>> start Dataset records
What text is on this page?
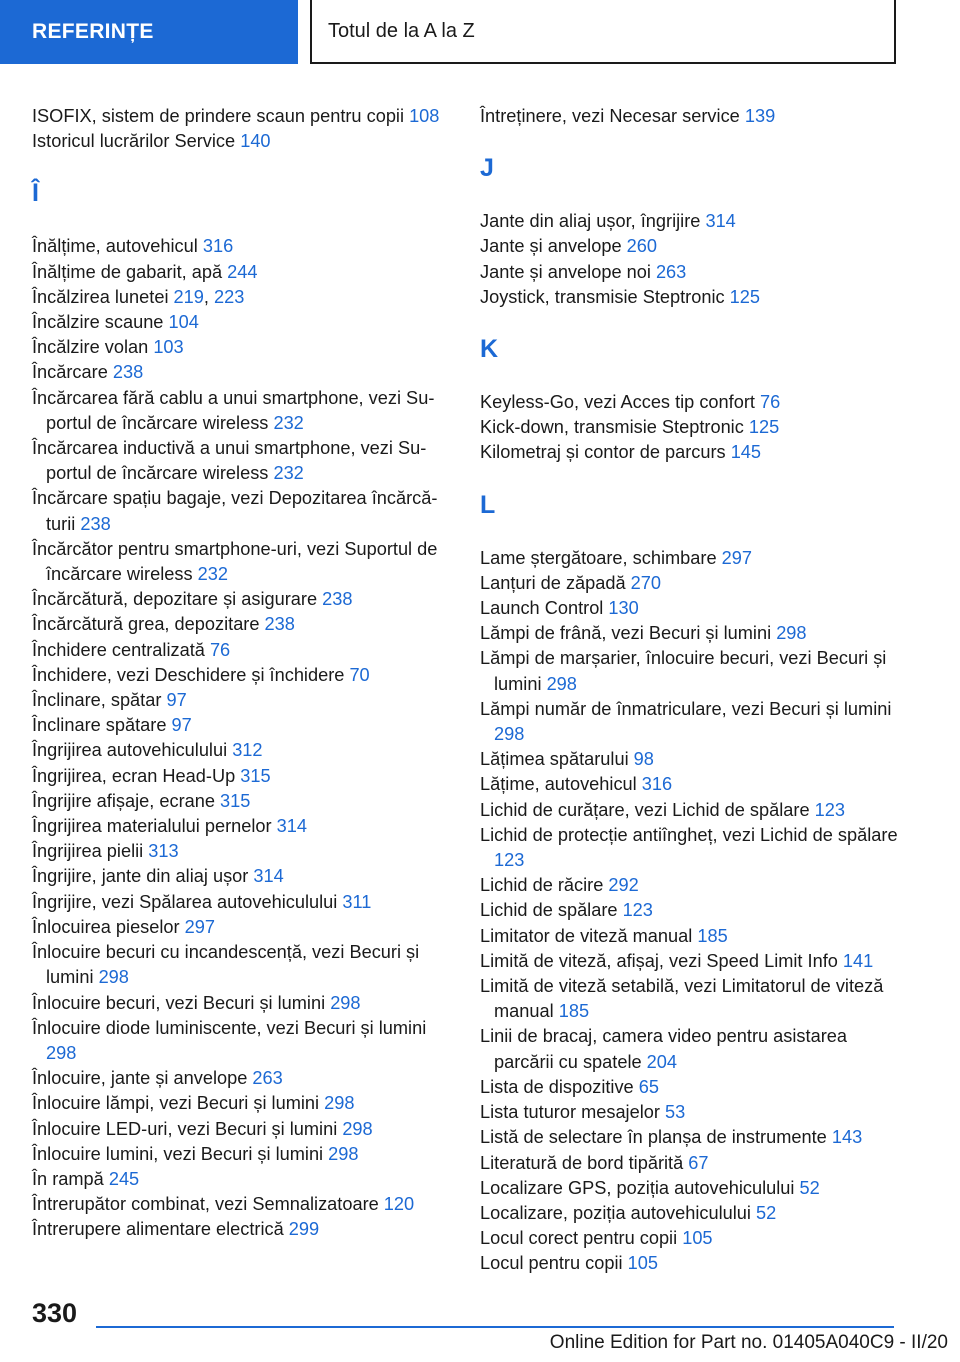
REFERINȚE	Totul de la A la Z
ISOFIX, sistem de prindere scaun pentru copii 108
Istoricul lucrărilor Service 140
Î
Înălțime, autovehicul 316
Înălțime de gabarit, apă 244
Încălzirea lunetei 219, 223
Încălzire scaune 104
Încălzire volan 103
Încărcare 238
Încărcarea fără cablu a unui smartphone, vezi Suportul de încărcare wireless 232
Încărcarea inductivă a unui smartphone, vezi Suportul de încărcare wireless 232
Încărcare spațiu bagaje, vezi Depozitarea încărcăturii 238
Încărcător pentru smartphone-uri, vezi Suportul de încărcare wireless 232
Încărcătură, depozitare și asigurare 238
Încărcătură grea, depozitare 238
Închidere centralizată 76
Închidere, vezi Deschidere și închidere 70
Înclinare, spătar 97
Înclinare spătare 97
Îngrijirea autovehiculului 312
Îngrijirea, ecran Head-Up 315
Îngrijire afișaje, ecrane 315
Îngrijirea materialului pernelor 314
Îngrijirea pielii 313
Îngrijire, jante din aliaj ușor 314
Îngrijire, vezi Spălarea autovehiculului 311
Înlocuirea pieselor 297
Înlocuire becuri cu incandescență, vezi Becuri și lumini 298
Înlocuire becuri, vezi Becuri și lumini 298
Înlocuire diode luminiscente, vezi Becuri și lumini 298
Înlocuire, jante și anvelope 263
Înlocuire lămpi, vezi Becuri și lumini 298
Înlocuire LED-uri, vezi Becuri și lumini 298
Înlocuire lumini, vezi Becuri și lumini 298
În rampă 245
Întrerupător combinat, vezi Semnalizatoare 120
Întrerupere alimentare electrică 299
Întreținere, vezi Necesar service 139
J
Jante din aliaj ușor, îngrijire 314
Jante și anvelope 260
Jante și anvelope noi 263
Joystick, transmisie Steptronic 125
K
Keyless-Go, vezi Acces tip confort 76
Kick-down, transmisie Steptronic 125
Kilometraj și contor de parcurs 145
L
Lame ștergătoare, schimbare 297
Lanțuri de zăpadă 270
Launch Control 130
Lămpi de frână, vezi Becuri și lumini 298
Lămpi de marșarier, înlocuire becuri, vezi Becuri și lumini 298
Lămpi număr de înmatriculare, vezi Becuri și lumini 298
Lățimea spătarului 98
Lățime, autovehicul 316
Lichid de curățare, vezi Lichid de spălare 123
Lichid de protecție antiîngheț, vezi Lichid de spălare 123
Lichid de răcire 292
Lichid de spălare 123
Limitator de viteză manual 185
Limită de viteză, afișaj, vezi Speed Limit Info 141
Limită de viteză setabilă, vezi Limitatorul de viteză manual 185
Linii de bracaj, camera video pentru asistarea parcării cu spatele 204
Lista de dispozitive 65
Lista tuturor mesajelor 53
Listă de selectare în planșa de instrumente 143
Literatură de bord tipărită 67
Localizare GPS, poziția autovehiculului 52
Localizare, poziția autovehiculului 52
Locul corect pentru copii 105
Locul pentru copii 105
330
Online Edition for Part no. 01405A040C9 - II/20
>> end Dataset records
▶ **Instruction**
Which lines hold the string "Încărcarea"? Copy all of them from the data above.

▶ **Exercise solution**
Încărcarea fără cablu a unui smartphone, vezi Suportul de încărcare wireless 232
Încărcarea inductivă a unui smartphone, vezi Suportul de încărcare wireless 232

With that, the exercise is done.